Task brief> Write out each line from the data below that includes the word "Propiónico".

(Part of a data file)
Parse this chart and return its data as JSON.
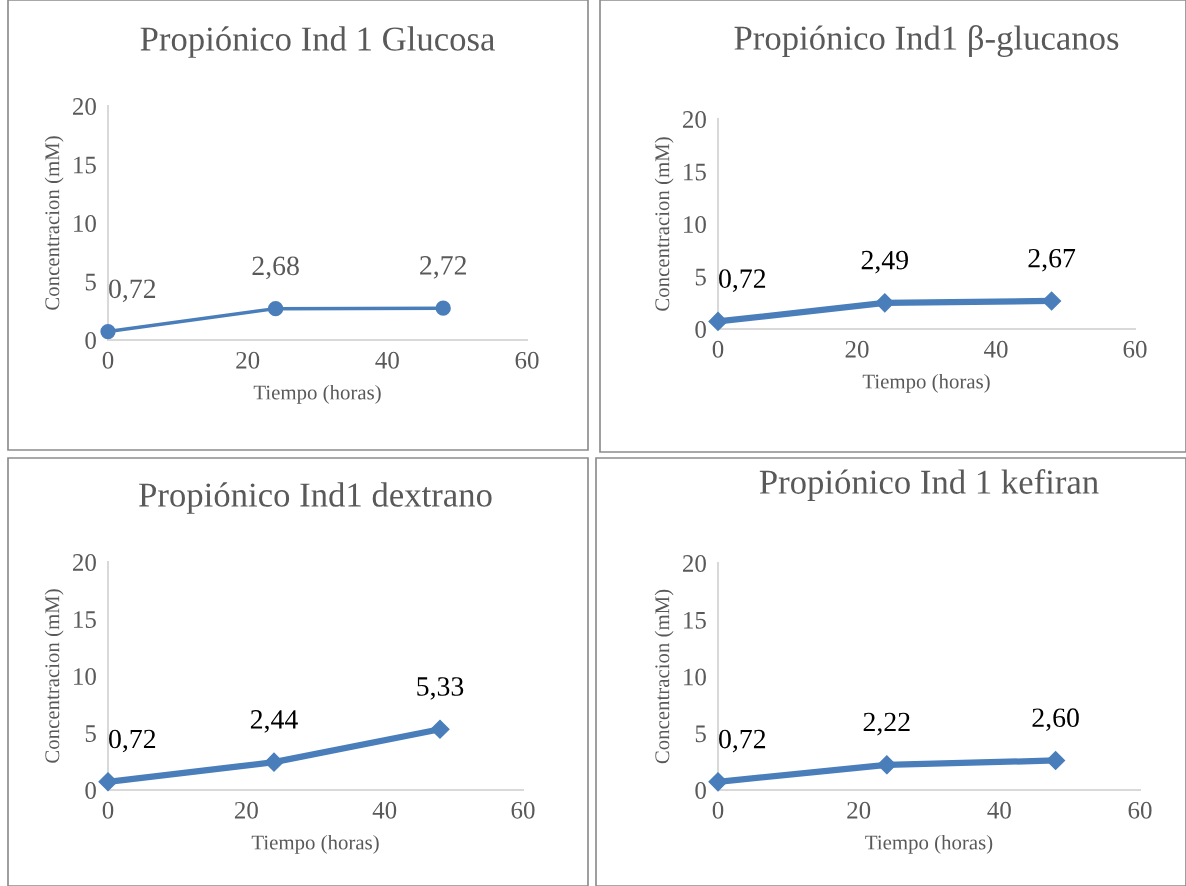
{
  "chart_data": [
    {
      "type": "line",
      "title": "Propiónico Ind 1 Glucosa",
      "xlabel": "Tiempo (horas)",
      "ylabel": "Concentracion (mM)",
      "x": [
        0,
        24,
        48
      ],
      "values": [
        0.72,
        2.68,
        2.72
      ],
      "value_labels": [
        "0,72",
        "2,68",
        "2,72"
      ],
      "color": "#4a7ebb",
      "marker": "circle",
      "xlim": [
        0,
        60
      ],
      "xticks": [
        0,
        20,
        40,
        60
      ],
      "ylim": [
        0,
        20
      ],
      "yticks": [
        0,
        5,
        10,
        15,
        20
      ],
      "grid": false,
      "legend": false
    },
    {
      "type": "line",
      "title": "Propiónico Ind1 β-glucanos",
      "xlabel": "Tiempo (horas)",
      "ylabel": "Concentracion (mM)",
      "x": [
        0,
        24,
        48
      ],
      "values": [
        0.72,
        2.49,
        2.67
      ],
      "value_labels": [
        "0,72",
        "2,49",
        "2,67"
      ],
      "color": "#4a7ebb",
      "marker": "diamond",
      "xlim": [
        0,
        60
      ],
      "xticks": [
        0,
        20,
        40,
        60
      ],
      "ylim": [
        0,
        20
      ],
      "yticks": [
        0,
        5,
        10,
        15,
        20
      ],
      "grid": false,
      "legend": false
    },
    {
      "type": "line",
      "title": "Propiónico Ind1 dextrano",
      "xlabel": "Tiempo (horas)",
      "ylabel": "Concentracion (mM)",
      "x": [
        0,
        24,
        48
      ],
      "values": [
        0.72,
        2.44,
        5.33
      ],
      "value_labels": [
        "0,72",
        "2,44",
        "5,33"
      ],
      "color": "#4a7ebb",
      "marker": "diamond",
      "xlim": [
        0,
        60
      ],
      "xticks": [
        0,
        20,
        40,
        60
      ],
      "ylim": [
        0,
        20
      ],
      "yticks": [
        0,
        5,
        10,
        15,
        20
      ],
      "grid": false,
      "legend": false
    },
    {
      "type": "line",
      "title": "Propiónico Ind 1 kefiran",
      "xlabel": "Tiempo (horas)",
      "ylabel": "Concentracion (mM)",
      "x": [
        0,
        24,
        48
      ],
      "values": [
        0.72,
        2.22,
        2.6
      ],
      "value_labels": [
        "0,72",
        "2,22",
        "2,60"
      ],
      "color": "#4a7ebb",
      "marker": "diamond",
      "xlim": [
        0,
        60
      ],
      "xticks": [
        0,
        20,
        40,
        60
      ],
      "ylim": [
        0,
        20
      ],
      "yticks": [
        0,
        5,
        10,
        15,
        20
      ],
      "grid": false,
      "legend": false
    }
  ]
}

Solved problem>
      "title": "Propiónico Ind 1 Glucosa",
      "title": "Propiónico Ind1 β-glucanos",
      "title": "Propiónico Ind1 dextrano",
      "title": "Propiónico Ind 1 kefiran",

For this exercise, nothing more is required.